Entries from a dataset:
-*-

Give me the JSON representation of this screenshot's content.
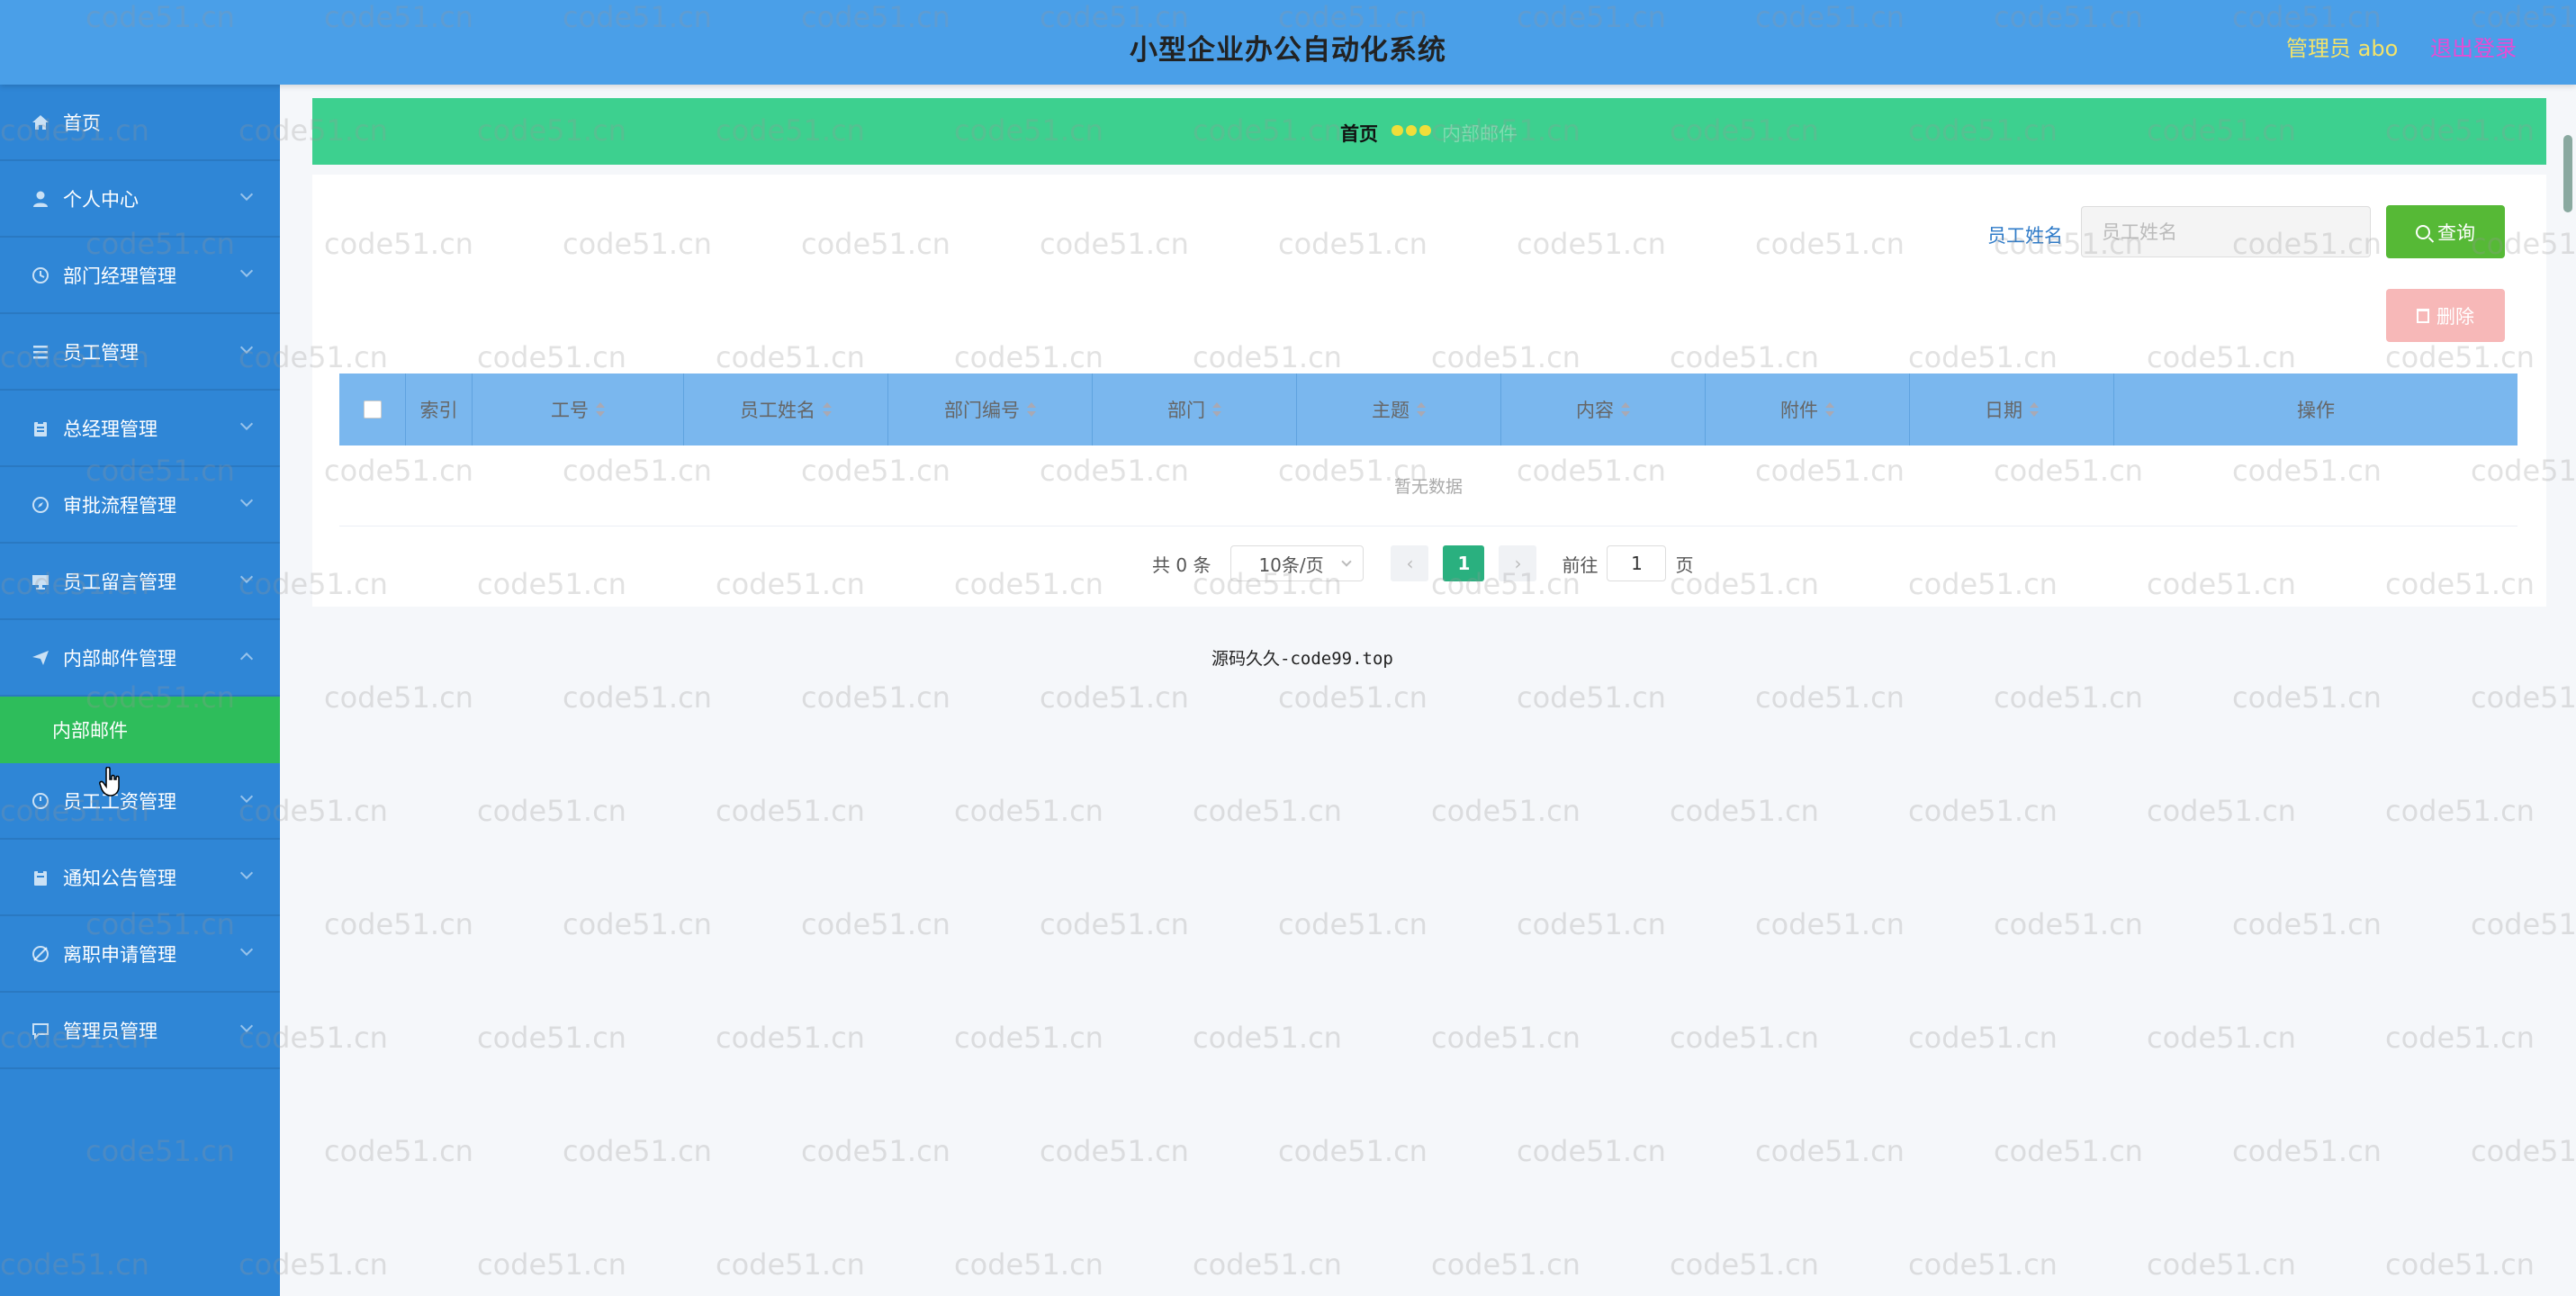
{
  "header": {
    "title": "小型企业办公自动化系统",
    "user": "管理员 abo",
    "logout": "退出登录"
  },
  "sidebar": {
    "items": [
      {
        "label": "首页",
        "icon": "home-icon",
        "expandable": false
      },
      {
        "label": "个人中心",
        "icon": "user-icon",
        "expandable": true
      },
      {
        "label": "部门经理管理",
        "icon": "clock-icon",
        "expandable": true
      },
      {
        "label": "员工管理",
        "icon": "list-icon",
        "expandable": true
      },
      {
        "label": "总经理管理",
        "icon": "clipboard-icon",
        "expandable": true
      },
      {
        "label": "审批流程管理",
        "icon": "compass-icon",
        "expandable": true
      },
      {
        "label": "员工留言管理",
        "icon": "monitor-icon",
        "expandable": true
      },
      {
        "label": "内部邮件管理",
        "icon": "send-icon",
        "expandable": true,
        "expanded": true
      },
      {
        "label": "员工工资管理",
        "icon": "clock-icon",
        "expandable": true
      },
      {
        "label": "通知公告管理",
        "icon": "clipboard-icon",
        "expandable": true
      },
      {
        "label": "离职申请管理",
        "icon": "compass-off-icon",
        "expandable": true
      },
      {
        "label": "管理员管理",
        "icon": "chat-icon",
        "expandable": true
      }
    ],
    "submenu": {
      "label": "内部邮件"
    }
  },
  "breadcrumb": {
    "home": "首页",
    "current": "内部邮件"
  },
  "search": {
    "label": "员工姓名",
    "placeholder": "员工姓名",
    "value": "",
    "search_button": "查询",
    "delete_button": "删除"
  },
  "table": {
    "columns": [
      "索引",
      "工号",
      "员工姓名",
      "部门编号",
      "部门",
      "主题",
      "内容",
      "附件",
      "日期",
      "操作"
    ],
    "empty_text": "暂无数据"
  },
  "pagination": {
    "total": "共 0 条",
    "page_size": "10条/页",
    "current_page": "1",
    "goto_label": "前往",
    "goto_value": "1",
    "page_unit": "页"
  },
  "footer": {
    "text": "源码久久-code99.top"
  },
  "watermark": {
    "text": "code51.cn"
  },
  "colors": {
    "header": "#4a9fe8",
    "sidebar": "#2f86d6",
    "submenu_active": "#2ebd5b",
    "breadcrumb_bar": "#3dd08f",
    "table_header": "#7ab7ee",
    "search_button": "#56b936",
    "delete_button": "#f7b8b8",
    "page_active": "#2ab07f"
  }
}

-*-

_Directions_
Pictures are not part of the copy; reproduce everything else in the records exactly.

_Full output_
Give me the JSON representation of this screenshot's content.
{
  "header": {
    "title": "小型企业办公自动化系统",
    "user": "管理员 abo",
    "logout": "退出登录"
  },
  "sidebar": {
    "items": [
      {
        "label": "首页",
        "icon": "home-icon",
        "expandable": false
      },
      {
        "label": "个人中心",
        "icon": "user-icon",
        "expandable": true
      },
      {
        "label": "部门经理管理",
        "icon": "clock-icon",
        "expandable": true
      },
      {
        "label": "员工管理",
        "icon": "list-icon",
        "expandable": true
      },
      {
        "label": "总经理管理",
        "icon": "clipboard-icon",
        "expandable": true
      },
      {
        "label": "审批流程管理",
        "icon": "compass-icon",
        "expandable": true
      },
      {
        "label": "员工留言管理",
        "icon": "monitor-icon",
        "expandable": true
      },
      {
        "label": "内部邮件管理",
        "icon": "send-icon",
        "expandable": true,
        "expanded": true
      },
      {
        "label": "员工工资管理",
        "icon": "clock-icon",
        "expandable": true
      },
      {
        "label": "通知公告管理",
        "icon": "clipboard-icon",
        "expandable": true
      },
      {
        "label": "离职申请管理",
        "icon": "compass-off-icon",
        "expandable": true
      },
      {
        "label": "管理员管理",
        "icon": "chat-icon",
        "expandable": true
      }
    ],
    "submenu": {
      "label": "内部邮件"
    }
  },
  "breadcrumb": {
    "home": "首页",
    "current": "内部邮件"
  },
  "search": {
    "label": "员工姓名",
    "placeholder": "员工姓名",
    "value": "",
    "search_button": "查询",
    "delete_button": "删除"
  },
  "table": {
    "columns": [
      "索引",
      "工号",
      "员工姓名",
      "部门编号",
      "部门",
      "主题",
      "内容",
      "附件",
      "日期",
      "操作"
    ],
    "empty_text": "暂无数据"
  },
  "pagination": {
    "total": "共 0 条",
    "page_size": "10条/页",
    "current_page": "1",
    "goto_label": "前往",
    "goto_value": "1",
    "page_unit": "页"
  },
  "footer": {
    "text": "源码久久-code99.top"
  },
  "watermark": {
    "text": "code51.cn"
  },
  "colors": {
    "header": "#4a9fe8",
    "sidebar": "#2f86d6",
    "submenu_active": "#2ebd5b",
    "breadcrumb_bar": "#3dd08f",
    "table_header": "#7ab7ee",
    "search_button": "#56b936",
    "delete_button": "#f7b8b8",
    "page_active": "#2ab07f"
  }
}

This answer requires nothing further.